Set each entry down verbatim, omitting images.
▼▼▼
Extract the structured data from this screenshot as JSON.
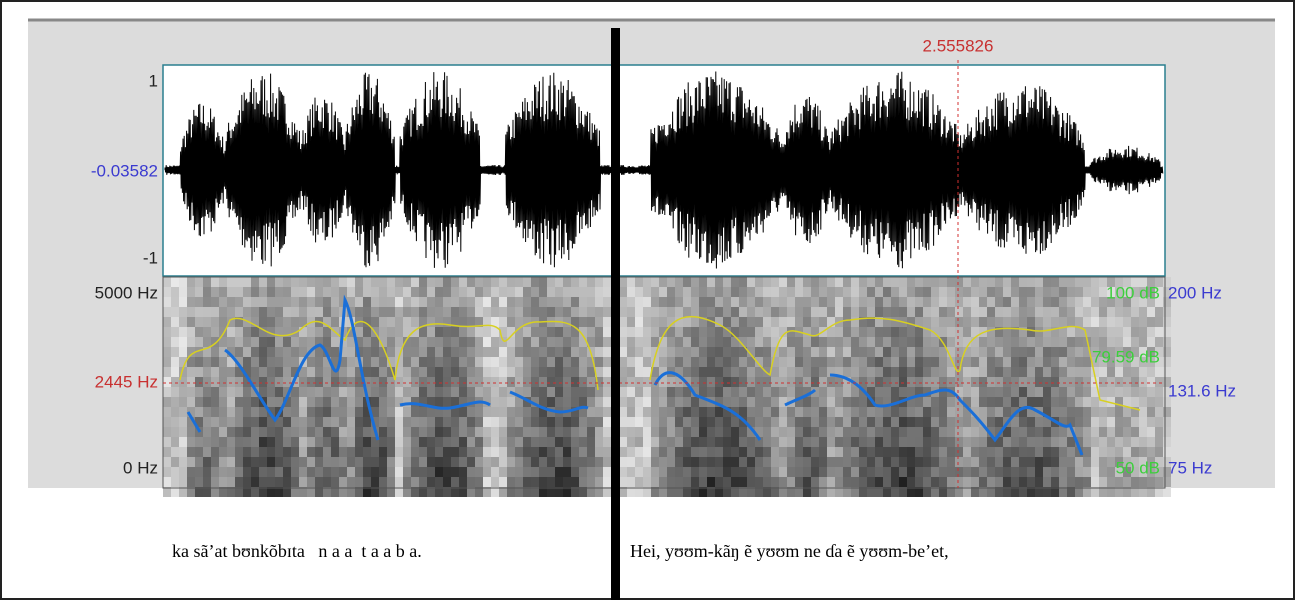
{
  "cursor_time": "2.555826",
  "waveform": {
    "labels": [
      "1",
      "-0.03582",
      "-1"
    ]
  },
  "spectrogram": {
    "left_labels": [
      "5000 Hz",
      "2445 Hz",
      "0 Hz"
    ],
    "intensity_labels": [
      "100 dB",
      "79.59 dB",
      "50 dB"
    ],
    "pitch_labels": [
      "200 Hz",
      "131.6 Hz",
      "75 Hz"
    ]
  },
  "transcript": [
    "ka sã’at bʊnkõbɪta   n a a  t a a b a.",
    "Hei, yʊʊm-kãŋ ẽ yʊʊm ne ɗa ẽ yʊʊm-be’et,"
  ]
}
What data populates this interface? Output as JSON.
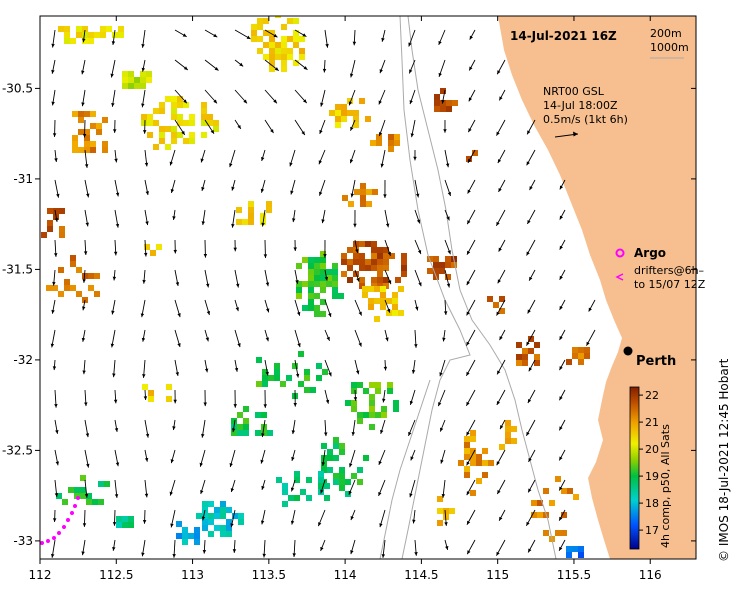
{
  "map": {
    "date_title": "14-Jul-2021 16Z",
    "depth_legend": [
      "200m",
      "1000m"
    ],
    "current_source": "NRT00 GSL",
    "current_time": "14-Jul 18:00Z",
    "arrow_scale": "0.5m/s (1kt 6h)",
    "argo_label": "Argo",
    "drifters_label_1": "drifters@6h–",
    "drifters_label_2": "to 15/07 12Z",
    "city": "Perth",
    "credit": "© IMOS 18-Jul-2021 12:45 Hobart",
    "colorbar_caption": "4h comp, p50, All Sats",
    "x_ticks": [
      "112",
      "112.5",
      "113",
      "113.5",
      "114",
      "114.5",
      "115",
      "115.5",
      "116"
    ],
    "y_ticks": [
      "-30.5",
      "-31",
      "-31.5",
      "-32",
      "-32.5",
      "-33"
    ],
    "colorbar_ticks": [
      "22",
      "21",
      "20",
      "19",
      "18",
      "17"
    ],
    "colors": {
      "land": "#f7bf8f",
      "isobath": "#aaaaaa",
      "argo": "#ff00ff",
      "drifter": "#ff00ff"
    },
    "extent": {
      "lon": [
        112,
        116.3
      ],
      "lat": [
        -33.1,
        -30.1
      ]
    },
    "sst_range": [
      16.3,
      22.3
    ]
  }
}
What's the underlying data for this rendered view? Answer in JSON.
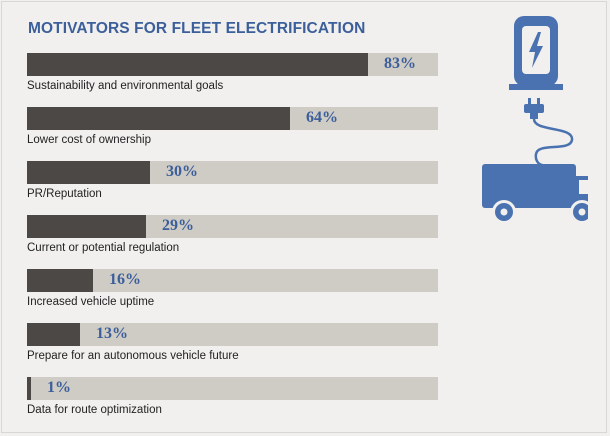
{
  "colors": {
    "background": "#f1f0ee",
    "title": "#3b5f9a",
    "bar_fill": "#4b4846",
    "bar_track": "#cfcbc5",
    "value_text": "#3b5f9a",
    "icon": "#4a72b0"
  },
  "icons": [
    "ev-charger-icon",
    "plug-icon",
    "delivery-van-icon"
  ],
  "chart_data": {
    "type": "bar",
    "orientation": "horizontal",
    "title": "MOTIVATORS FOR FLEET ELECTRIFICATION",
    "categories": [
      "Sustainability and environmental goals",
      "Lower cost of ownership",
      "PR/Reputation",
      "Current or potential regulation",
      "Increased vehicle uptime",
      "Prepare for an autonomous vehicle future",
      "Data for route optimization"
    ],
    "values": [
      83,
      64,
      30,
      29,
      16,
      13,
      1
    ],
    "value_labels": [
      "83%",
      "64%",
      "30%",
      "29%",
      "16%",
      "13%",
      "1%"
    ],
    "xlim": [
      0,
      100
    ],
    "unit": "%",
    "grid": false,
    "legend": "none"
  }
}
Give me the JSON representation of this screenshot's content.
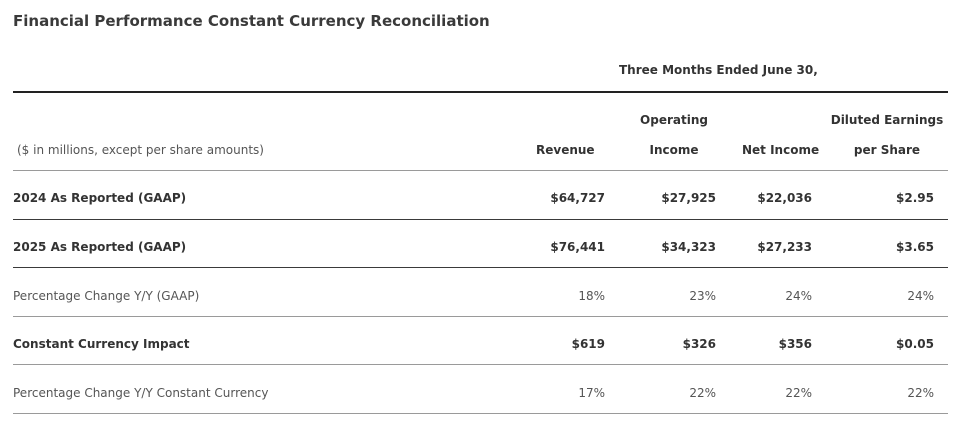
{
  "title": "Financial Performance Constant Currency Reconciliation",
  "period": "Three Months Ended June 30,",
  "header": {
    "units": "($ in millions, except per share amounts)",
    "revenue": "Revenue",
    "operating_line1": "Operating",
    "operating_line2": "Income",
    "net_income": "Net Income",
    "diluted_line1": "Diluted Earnings",
    "diluted_line2": "per Share"
  },
  "rows": [
    {
      "label": "2024 As Reported (GAAP)",
      "revenue": "$64,727",
      "operating": "$27,925",
      "net": "$22,036",
      "eps": "$2.95"
    },
    {
      "label": "2025 As Reported (GAAP)",
      "revenue": "$76,441",
      "operating": "$34,323",
      "net": "$27,233",
      "eps": "$3.65"
    },
    {
      "label": "Percentage Change Y/Y (GAAP)",
      "revenue": "18%",
      "operating": "23%",
      "net": "24%",
      "eps": "24%"
    },
    {
      "label": "Constant Currency Impact",
      "revenue": "$619",
      "operating": "$326",
      "net": "$356",
      "eps": "$0.05"
    },
    {
      "label": "Percentage Change Y/Y Constant Currency",
      "revenue": "17%",
      "operating": "22%",
      "net": "22%",
      "eps": "22%"
    }
  ]
}
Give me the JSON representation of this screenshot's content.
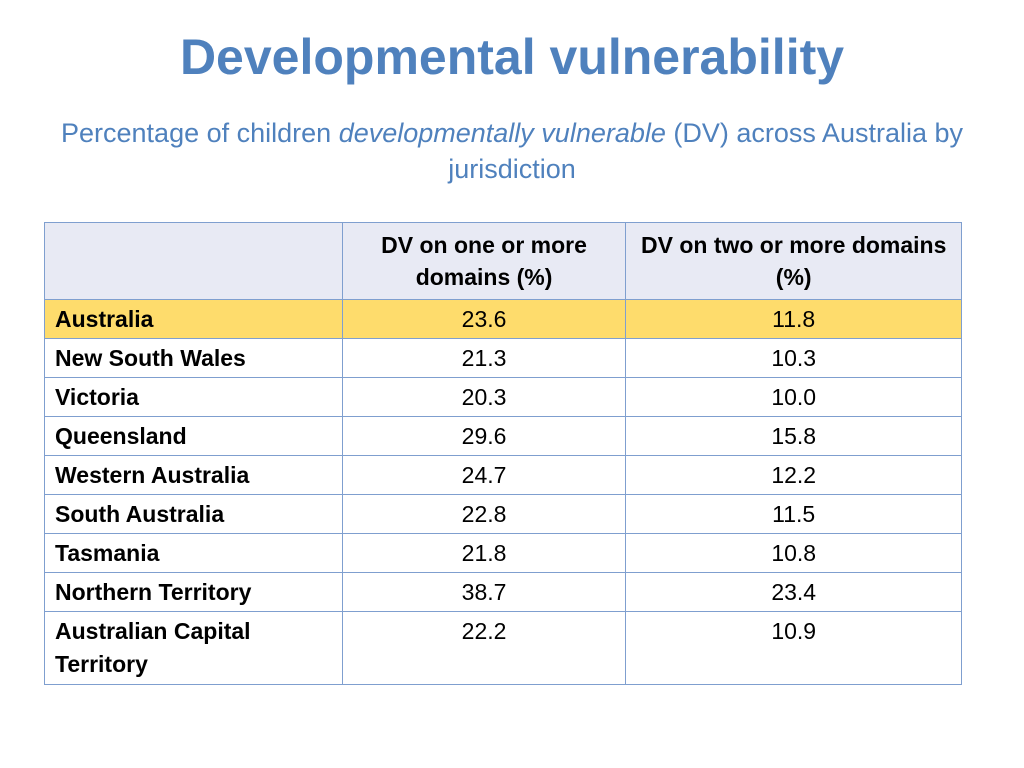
{
  "slide": {
    "title": "Developmental vulnerability",
    "subtitle_pre": "Percentage of children ",
    "subtitle_italic": "developmentally vulnerable",
    "subtitle_post": " (DV) across Australia by jurisdiction"
  },
  "table": {
    "headers": [
      "",
      "DV on one or more domains (%)",
      "DV on two or more domains (%)"
    ],
    "rows": [
      {
        "jurisdiction": "Australia",
        "one_or_more": "23.6",
        "two_or_more": "11.8"
      },
      {
        "jurisdiction": "New South Wales",
        "one_or_more": "21.3",
        "two_or_more": "10.3"
      },
      {
        "jurisdiction": "Victoria",
        "one_or_more": "20.3",
        "two_or_more": "10.0"
      },
      {
        "jurisdiction": "Queensland",
        "one_or_more": "29.6",
        "two_or_more": "15.8"
      },
      {
        "jurisdiction": "Western Australia",
        "one_or_more": "24.7",
        "two_or_more": "12.2"
      },
      {
        "jurisdiction": "South Australia",
        "one_or_more": "22.8",
        "two_or_more": "11.5"
      },
      {
        "jurisdiction": "Tasmania",
        "one_or_more": "21.8",
        "two_or_more": "10.8"
      },
      {
        "jurisdiction": "Northern Territory",
        "one_or_more": "38.7",
        "two_or_more": "23.4"
      },
      {
        "jurisdiction": "Australian Capital Territory",
        "one_or_more": "22.2",
        "two_or_more": "10.9"
      }
    ]
  },
  "colors": {
    "title": "#4f81bd",
    "header_bg": "#e8eaf4",
    "highlight_row": "#fedc6c",
    "border": "#7f9fcf"
  }
}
▲▲▲
* [WRITTEN RESPONSE]
Extract the structured data from this screenshot as JSON.
{
  "cursor_time": "2.555826",
  "waveform": {
    "labels": [
      "1",
      "-0.03582",
      "-1"
    ]
  },
  "spectrogram": {
    "left_labels": [
      "5000 Hz",
      "2445 Hz",
      "0 Hz"
    ],
    "intensity_labels": [
      "100 dB",
      "79.59 dB",
      "50 dB"
    ],
    "pitch_labels": [
      "200 Hz",
      "131.6 Hz",
      "75 Hz"
    ]
  },
  "transcript": [
    "ka sã’at bʊnkõbɪta   n a a  t a a b a.",
    "Hei, yʊʊm-kãŋ ẽ yʊʊm ne ɗa ẽ yʊʊm-be’et,"
  ]
}
What data populates this interface? Output as JSON.
{
  "map": {
    "date_title": "14-Jul-2021 16Z",
    "depth_legend": [
      "200m",
      "1000m"
    ],
    "current_source": "NRT00 GSL",
    "current_time": "14-Jul 18:00Z",
    "arrow_scale": "0.5m/s (1kt 6h)",
    "argo_label": "Argo",
    "drifters_label_1": "drifters@6h–",
    "drifters_label_2": "to 15/07 12Z",
    "city": "Perth",
    "credit": "© IMOS 18-Jul-2021 12:45 Hobart",
    "colorbar_caption": "4h comp, p50, All Sats",
    "x_ticks": [
      "112",
      "112.5",
      "113",
      "113.5",
      "114",
      "114.5",
      "115",
      "115.5",
      "116"
    ],
    "y_ticks": [
      "-30.5",
      "-31",
      "-31.5",
      "-32",
      "-32.5",
      "-33"
    ],
    "colorbar_ticks": [
      "22",
      "21",
      "20",
      "19",
      "18",
      "17"
    ],
    "colors": {
      "land": "#f7bf8f",
      "isobath": "#aaaaaa",
      "argo": "#ff00ff",
      "drifter": "#ff00ff"
    },
    "extent": {
      "lon": [
        112,
        116.3
      ],
      "lat": [
        -33.1,
        -30.1
      ]
    },
    "sst_range": [
      16.3,
      22.3
    ]
  }
}
What's the underlying data for this rendered view? Answer in JSON.
{
  "colors": {
    "background": "#f1f0ee",
    "title": "#3b5f9a",
    "bar_fill": "#4b4846",
    "bar_track": "#cfcbc5",
    "value_text": "#3b5f9a",
    "icon": "#4a72b0"
  },
  "icons": [
    "ev-charger-icon",
    "plug-icon",
    "delivery-van-icon"
  ],
  "chart_data": {
    "type": "bar",
    "orientation": "horizontal",
    "title": "MOTIVATORS FOR FLEET ELECTRIFICATION",
    "categories": [
      "Sustainability and environmental goals",
      "Lower cost of ownership",
      "PR/Reputation",
      "Current or potential regulation",
      "Increased vehicle uptime",
      "Prepare for an autonomous vehicle future",
      "Data for route optimization"
    ],
    "values": [
      83,
      64,
      30,
      29,
      16,
      13,
      1
    ],
    "value_labels": [
      "83%",
      "64%",
      "30%",
      "29%",
      "16%",
      "13%",
      "1%"
    ],
    "xlim": [
      0,
      100
    ],
    "unit": "%",
    "grid": false,
    "legend": "none"
  }
}
Give me the JSON representation of this screenshot's content.
{
  "title": "Financial Performance Constant Currency Reconciliation",
  "period": "Three Months Ended June 30,",
  "header": {
    "units": "($ in millions, except per share amounts)",
    "revenue": "Revenue",
    "operating_line1": "Operating",
    "operating_line2": "Income",
    "net_income": "Net Income",
    "diluted_line1": "Diluted Earnings",
    "diluted_line2": "per Share"
  },
  "rows": [
    {
      "label": "2024 As Reported (GAAP)",
      "revenue": "$64,727",
      "operating": "$27,925",
      "net": "$22,036",
      "eps": "$2.95"
    },
    {
      "label": "2025 As Reported (GAAP)",
      "revenue": "$76,441",
      "operating": "$34,323",
      "net": "$27,233",
      "eps": "$3.65"
    },
    {
      "label": "Percentage Change Y/Y (GAAP)",
      "revenue": "18%",
      "operating": "23%",
      "net": "24%",
      "eps": "24%"
    },
    {
      "label": "Constant Currency Impact",
      "revenue": "$619",
      "operating": "$326",
      "net": "$356",
      "eps": "$0.05"
    },
    {
      "label": "Percentage Change Y/Y Constant Currency",
      "revenue": "17%",
      "operating": "22%",
      "net": "22%",
      "eps": "22%"
    }
  ]
}
Give me the JSON representation of this screenshot's content.
{
  "slide": {
    "title": "Developmental vulnerability",
    "subtitle_pre": "Percentage of children ",
    "subtitle_italic": "developmentally vulnerable",
    "subtitle_post": " (DV) across Australia by jurisdiction"
  },
  "table": {
    "headers": [
      "",
      "DV on one or more domains (%)",
      "DV on two or more domains (%)"
    ],
    "rows": [
      {
        "jurisdiction": "Australia",
        "one_or_more": "23.6",
        "two_or_more": "11.8"
      },
      {
        "jurisdiction": "New South Wales",
        "one_or_more": "21.3",
        "two_or_more": "10.3"
      },
      {
        "jurisdiction": "Victoria",
        "one_or_more": "20.3",
        "two_or_more": "10.0"
      },
      {
        "jurisdiction": "Queensland",
        "one_or_more": "29.6",
        "two_or_more": "15.8"
      },
      {
        "jurisdiction": "Western Australia",
        "one_or_more": "24.7",
        "two_or_more": "12.2"
      },
      {
        "jurisdiction": "South Australia",
        "one_or_more": "22.8",
        "two_or_more": "11.5"
      },
      {
        "jurisdiction": "Tasmania",
        "one_or_more": "21.8",
        "two_or_more": "10.8"
      },
      {
        "jurisdiction": "Northern Territory",
        "one_or_more": "38.7",
        "two_or_more": "23.4"
      },
      {
        "jurisdiction": "Australian Capital Territory",
        "one_or_more": "22.2",
        "two_or_more": "10.9"
      }
    ]
  },
  "colors": {
    "title": "#4f81bd",
    "header_bg": "#e8eaf4",
    "highlight_row": "#fedc6c",
    "border": "#7f9fcf"
  }
}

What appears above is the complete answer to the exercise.